## Listed records
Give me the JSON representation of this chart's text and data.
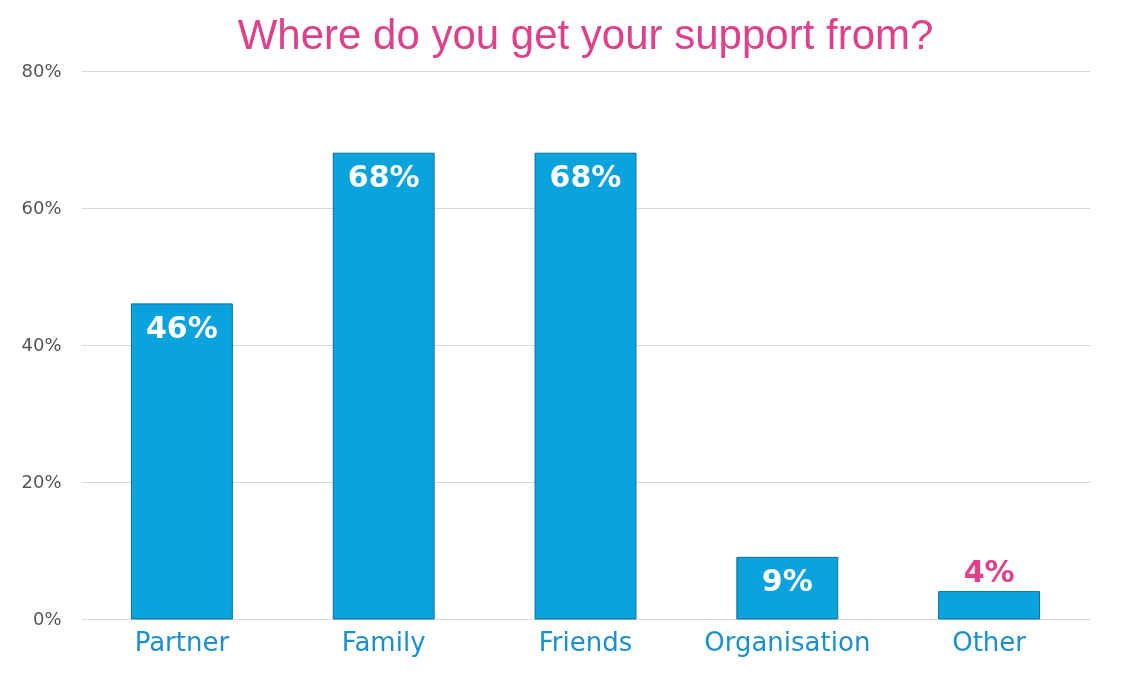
{
  "chart_data": {
    "type": "bar",
    "title": "Where do you get your support from?",
    "categories": [
      "Partner",
      "Family",
      "Friends",
      "Organisation",
      "Other"
    ],
    "values": [
      46,
      68,
      68,
      9,
      4
    ],
    "value_labels": [
      "46%",
      "68%",
      "68%",
      "9%",
      "4%"
    ],
    "color": "#0ba3dd",
    "ylim": [
      0,
      80
    ],
    "yticks": [
      {
        "value": 0,
        "label": "0%"
      },
      {
        "value": 20,
        "label": "20%"
      },
      {
        "value": 40,
        "label": "40%"
      },
      {
        "value": 60,
        "label": "60%"
      },
      {
        "value": 80,
        "label": "80%"
      }
    ],
    "grid": "y"
  }
}
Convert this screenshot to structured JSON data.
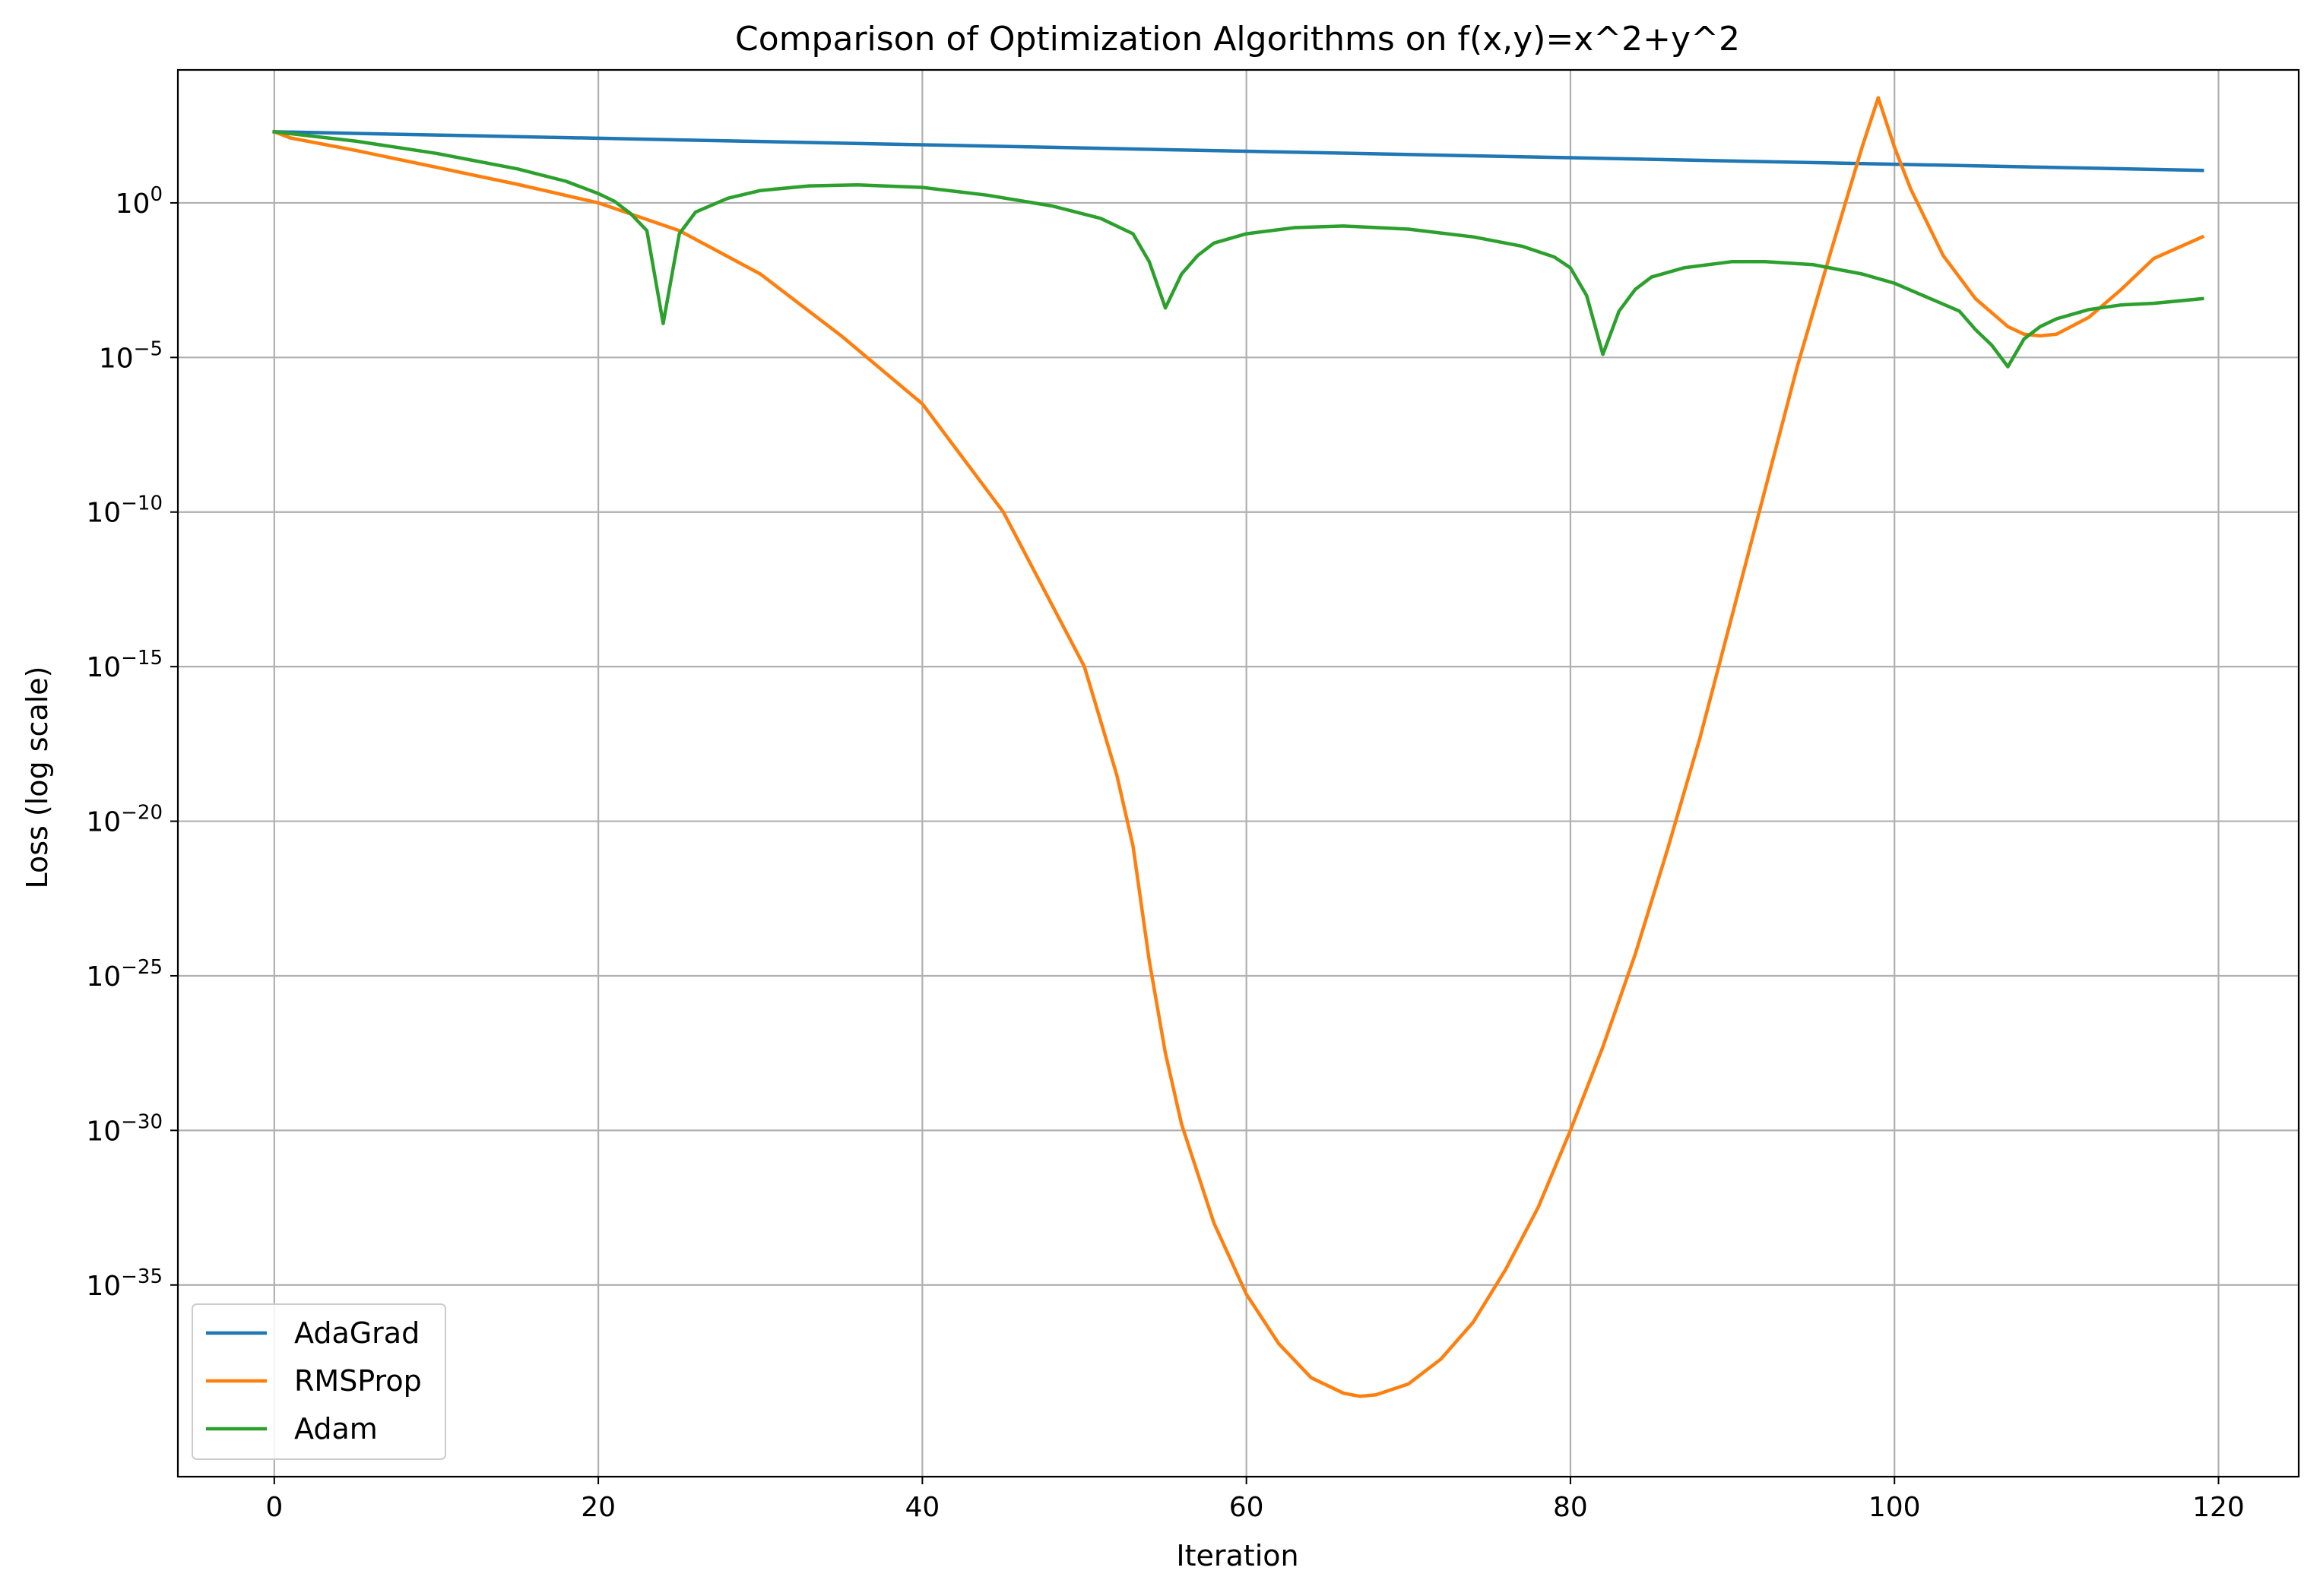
{
  "chart_data": {
    "type": "line",
    "title": "Comparison of Optimization Algorithms on f(x,y)=x^2+y^2",
    "xlabel": "Iteration",
    "ylabel": "Loss (log scale)",
    "y_scale": "log",
    "xlim": [
      -5.95,
      124.95
    ],
    "ylim_log10": [
      -41.2,
      4.3
    ],
    "grid": true,
    "legend_position": "lower-left",
    "x_ticks": [
      0,
      20,
      40,
      60,
      80,
      100,
      120
    ],
    "x_tick_labels": [
      "0",
      "20",
      "40",
      "60",
      "80",
      "100",
      "120"
    ],
    "y_ticks_log10": [
      0,
      -5,
      -10,
      -15,
      -20,
      -25,
      -30,
      -35
    ],
    "y_tick_labels": [
      {
        "base": "10",
        "exp": "0"
      },
      {
        "base": "10",
        "exp": "−5"
      },
      {
        "base": "10",
        "exp": "−10"
      },
      {
        "base": "10",
        "exp": "−15"
      },
      {
        "base": "10",
        "exp": "−20"
      },
      {
        "base": "10",
        "exp": "−25"
      },
      {
        "base": "10",
        "exp": "−30"
      },
      {
        "base": "10",
        "exp": "−35"
      }
    ],
    "series": [
      {
        "name": "AdaGrad",
        "color": "#1f77b4",
        "log10_points": [
          [
            0,
            2.3
          ],
          [
            119,
            1.05
          ]
        ]
      },
      {
        "name": "RMSProp",
        "color": "#ff7f0e",
        "log10_points": [
          [
            0,
            2.3
          ],
          [
            1,
            2.1
          ],
          [
            5,
            1.7
          ],
          [
            10,
            1.15
          ],
          [
            15,
            0.6
          ],
          [
            20,
            0.0
          ],
          [
            25,
            -0.9
          ],
          [
            30,
            -2.3
          ],
          [
            35,
            -4.3
          ],
          [
            40,
            -6.5
          ],
          [
            45,
            -10.0
          ],
          [
            50,
            -15.0
          ],
          [
            52,
            -18.5
          ],
          [
            53,
            -20.8
          ],
          [
            54,
            -24.5
          ],
          [
            55,
            -27.5
          ],
          [
            56,
            -29.8
          ],
          [
            58,
            -33.0
          ],
          [
            60,
            -35.3
          ],
          [
            62,
            -36.9
          ],
          [
            64,
            -38.0
          ],
          [
            66,
            -38.5
          ],
          [
            67,
            -38.6
          ],
          [
            68,
            -38.55
          ],
          [
            70,
            -38.2
          ],
          [
            72,
            -37.4
          ],
          [
            74,
            -36.2
          ],
          [
            76,
            -34.5
          ],
          [
            78,
            -32.5
          ],
          [
            80,
            -30.0
          ],
          [
            82,
            -27.3
          ],
          [
            84,
            -24.3
          ],
          [
            86,
            -20.9
          ],
          [
            88,
            -17.3
          ],
          [
            90,
            -13.3
          ],
          [
            92,
            -9.3
          ],
          [
            94,
            -5.3
          ],
          [
            96,
            -1.7
          ],
          [
            98,
            1.8
          ],
          [
            99,
            3.4
          ],
          [
            100,
            1.8
          ],
          [
            101,
            0.45
          ],
          [
            103,
            -1.7
          ],
          [
            105,
            -3.1
          ],
          [
            107,
            -4.0
          ],
          [
            108,
            -4.25
          ],
          [
            109,
            -4.3
          ],
          [
            110,
            -4.25
          ],
          [
            112,
            -3.7
          ],
          [
            114,
            -2.8
          ],
          [
            116,
            -1.8
          ],
          [
            119,
            -1.1
          ]
        ]
      },
      {
        "name": "Adam",
        "color": "#2ca02c",
        "log10_points": [
          [
            0,
            2.3
          ],
          [
            5,
            2.0
          ],
          [
            10,
            1.6
          ],
          [
            15,
            1.1
          ],
          [
            18,
            0.7
          ],
          [
            20,
            0.3
          ],
          [
            21,
            0.05
          ],
          [
            22,
            -0.35
          ],
          [
            23,
            -0.9
          ],
          [
            24,
            -3.9
          ],
          [
            25,
            -1.0
          ],
          [
            26,
            -0.3
          ],
          [
            28,
            0.15
          ],
          [
            30,
            0.4
          ],
          [
            33,
            0.55
          ],
          [
            36,
            0.58
          ],
          [
            40,
            0.5
          ],
          [
            44,
            0.25
          ],
          [
            48,
            -0.1
          ],
          [
            51,
            -0.5
          ],
          [
            53,
            -1.0
          ],
          [
            54,
            -1.9
          ],
          [
            55,
            -3.4
          ],
          [
            56,
            -2.3
          ],
          [
            57,
            -1.7
          ],
          [
            58,
            -1.3
          ],
          [
            60,
            -1.0
          ],
          [
            63,
            -0.8
          ],
          [
            66,
            -0.75
          ],
          [
            70,
            -0.85
          ],
          [
            74,
            -1.1
          ],
          [
            77,
            -1.4
          ],
          [
            79,
            -1.75
          ],
          [
            80,
            -2.1
          ],
          [
            81,
            -3.0
          ],
          [
            82,
            -4.9
          ],
          [
            83,
            -3.5
          ],
          [
            84,
            -2.8
          ],
          [
            85,
            -2.4
          ],
          [
            87,
            -2.1
          ],
          [
            90,
            -1.9
          ],
          [
            92,
            -1.9
          ],
          [
            95,
            -2.0
          ],
          [
            98,
            -2.3
          ],
          [
            100,
            -2.6
          ],
          [
            102,
            -3.05
          ],
          [
            104,
            -3.5
          ],
          [
            105,
            -4.1
          ],
          [
            106,
            -4.6
          ],
          [
            107,
            -5.3
          ],
          [
            108,
            -4.4
          ],
          [
            109,
            -4.0
          ],
          [
            110,
            -3.75
          ],
          [
            112,
            -3.45
          ],
          [
            114,
            -3.3
          ],
          [
            116,
            -3.25
          ],
          [
            119,
            -3.1
          ]
        ]
      }
    ]
  }
}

## What you should do
Reproduce the listing above exactly, excluding all pictures.

## Exercise response
Give me the JSON representation of this chart's text and data.
{
  "chart_data": {
    "type": "bar",
    "title": "Where do you get your support from?",
    "categories": [
      "Partner",
      "Family",
      "Friends",
      "Organisation",
      "Other"
    ],
    "values": [
      46,
      68,
      68,
      9,
      4
    ],
    "value_labels": [
      "46%",
      "68%",
      "68%",
      "9%",
      "4%"
    ],
    "color": "#0ba3dd",
    "ylim": [
      0,
      80
    ],
    "yticks": [
      {
        "value": 0,
        "label": "0%"
      },
      {
        "value": 20,
        "label": "20%"
      },
      {
        "value": 40,
        "label": "40%"
      },
      {
        "value": 60,
        "label": "60%"
      },
      {
        "value": 80,
        "label": "80%"
      }
    ],
    "grid": "y"
  }
}
Convert this screenshot to structured JSON data.
{
  "chart_data": {
    "type": "line",
    "title": "Comparison of Optimization Algorithms on f(x,y)=x^2+y^2",
    "xlabel": "Iteration",
    "ylabel": "Loss (log scale)",
    "y_scale": "log",
    "xlim": [
      -5.95,
      124.95
    ],
    "ylim_log10": [
      -41.2,
      4.3
    ],
    "grid": true,
    "legend_position": "lower-left",
    "x_ticks": [
      0,
      20,
      40,
      60,
      80,
      100,
      120
    ],
    "x_tick_labels": [
      "0",
      "20",
      "40",
      "60",
      "80",
      "100",
      "120"
    ],
    "y_ticks_log10": [
      0,
      -5,
      -10,
      -15,
      -20,
      -25,
      -30,
      -35
    ],
    "y_tick_labels": [
      {
        "base": "10",
        "exp": "0"
      },
      {
        "base": "10",
        "exp": "−5"
      },
      {
        "base": "10",
        "exp": "−10"
      },
      {
        "base": "10",
        "exp": "−15"
      },
      {
        "base": "10",
        "exp": "−20"
      },
      {
        "base": "10",
        "exp": "−25"
      },
      {
        "base": "10",
        "exp": "−30"
      },
      {
        "base": "10",
        "exp": "−35"
      }
    ],
    "series": [
      {
        "name": "AdaGrad",
        "color": "#1f77b4",
        "log10_points": [
          [
            0,
            2.3
          ],
          [
            119,
            1.05
          ]
        ]
      },
      {
        "name": "RMSProp",
        "color": "#ff7f0e",
        "log10_points": [
          [
            0,
            2.3
          ],
          [
            1,
            2.1
          ],
          [
            5,
            1.7
          ],
          [
            10,
            1.15
          ],
          [
            15,
            0.6
          ],
          [
            20,
            0.0
          ],
          [
            25,
            -0.9
          ],
          [
            30,
            -2.3
          ],
          [
            35,
            -4.3
          ],
          [
            40,
            -6.5
          ],
          [
            45,
            -10.0
          ],
          [
            50,
            -15.0
          ],
          [
            52,
            -18.5
          ],
          [
            53,
            -20.8
          ],
          [
            54,
            -24.5
          ],
          [
            55,
            -27.5
          ],
          [
            56,
            -29.8
          ],
          [
            58,
            -33.0
          ],
          [
            60,
            -35.3
          ],
          [
            62,
            -36.9
          ],
          [
            64,
            -38.0
          ],
          [
            66,
            -38.5
          ],
          [
            67,
            -38.6
          ],
          [
            68,
            -38.55
          ],
          [
            70,
            -38.2
          ],
          [
            72,
            -37.4
          ],
          [
            74,
            -36.2
          ],
          [
            76,
            -34.5
          ],
          [
            78,
            -32.5
          ],
          [
            80,
            -30.0
          ],
          [
            82,
            -27.3
          ],
          [
            84,
            -24.3
          ],
          [
            86,
            -20.9
          ],
          [
            88,
            -17.3
          ],
          [
            90,
            -13.3
          ],
          [
            92,
            -9.3
          ],
          [
            94,
            -5.3
          ],
          [
            96,
            -1.7
          ],
          [
            98,
            1.8
          ],
          [
            99,
            3.4
          ],
          [
            100,
            1.8
          ],
          [
            101,
            0.45
          ],
          [
            103,
            -1.7
          ],
          [
            105,
            -3.1
          ],
          [
            107,
            -4.0
          ],
          [
            108,
            -4.25
          ],
          [
            109,
            -4.3
          ],
          [
            110,
            -4.25
          ],
          [
            112,
            -3.7
          ],
          [
            114,
            -2.8
          ],
          [
            116,
            -1.8
          ],
          [
            119,
            -1.1
          ]
        ]
      },
      {
        "name": "Adam",
        "color": "#2ca02c",
        "log10_points": [
          [
            0,
            2.3
          ],
          [
            5,
            2.0
          ],
          [
            10,
            1.6
          ],
          [
            15,
            1.1
          ],
          [
            18,
            0.7
          ],
          [
            20,
            0.3
          ],
          [
            21,
            0.05
          ],
          [
            22,
            -0.35
          ],
          [
            23,
            -0.9
          ],
          [
            24,
            -3.9
          ],
          [
            25,
            -1.0
          ],
          [
            26,
            -0.3
          ],
          [
            28,
            0.15
          ],
          [
            30,
            0.4
          ],
          [
            33,
            0.55
          ],
          [
            36,
            0.58
          ],
          [
            40,
            0.5
          ],
          [
            44,
            0.25
          ],
          [
            48,
            -0.1
          ],
          [
            51,
            -0.5
          ],
          [
            53,
            -1.0
          ],
          [
            54,
            -1.9
          ],
          [
            55,
            -3.4
          ],
          [
            56,
            -2.3
          ],
          [
            57,
            -1.7
          ],
          [
            58,
            -1.3
          ],
          [
            60,
            -1.0
          ],
          [
            63,
            -0.8
          ],
          [
            66,
            -0.75
          ],
          [
            70,
            -0.85
          ],
          [
            74,
            -1.1
          ],
          [
            77,
            -1.4
          ],
          [
            79,
            -1.75
          ],
          [
            80,
            -2.1
          ],
          [
            81,
            -3.0
          ],
          [
            82,
            -4.9
          ],
          [
            83,
            -3.5
          ],
          [
            84,
            -2.8
          ],
          [
            85,
            -2.4
          ],
          [
            87,
            -2.1
          ],
          [
            90,
            -1.9
          ],
          [
            92,
            -1.9
          ],
          [
            95,
            -2.0
          ],
          [
            98,
            -2.3
          ],
          [
            100,
            -2.6
          ],
          [
            102,
            -3.05
          ],
          [
            104,
            -3.5
          ],
          [
            105,
            -4.1
          ],
          [
            106,
            -4.6
          ],
          [
            107,
            -5.3
          ],
          [
            108,
            -4.4
          ],
          [
            109,
            -4.0
          ],
          [
            110,
            -3.75
          ],
          [
            112,
            -3.45
          ],
          [
            114,
            -3.3
          ],
          [
            116,
            -3.25
          ],
          [
            119,
            -3.1
          ]
        ]
      }
    ]
  }
}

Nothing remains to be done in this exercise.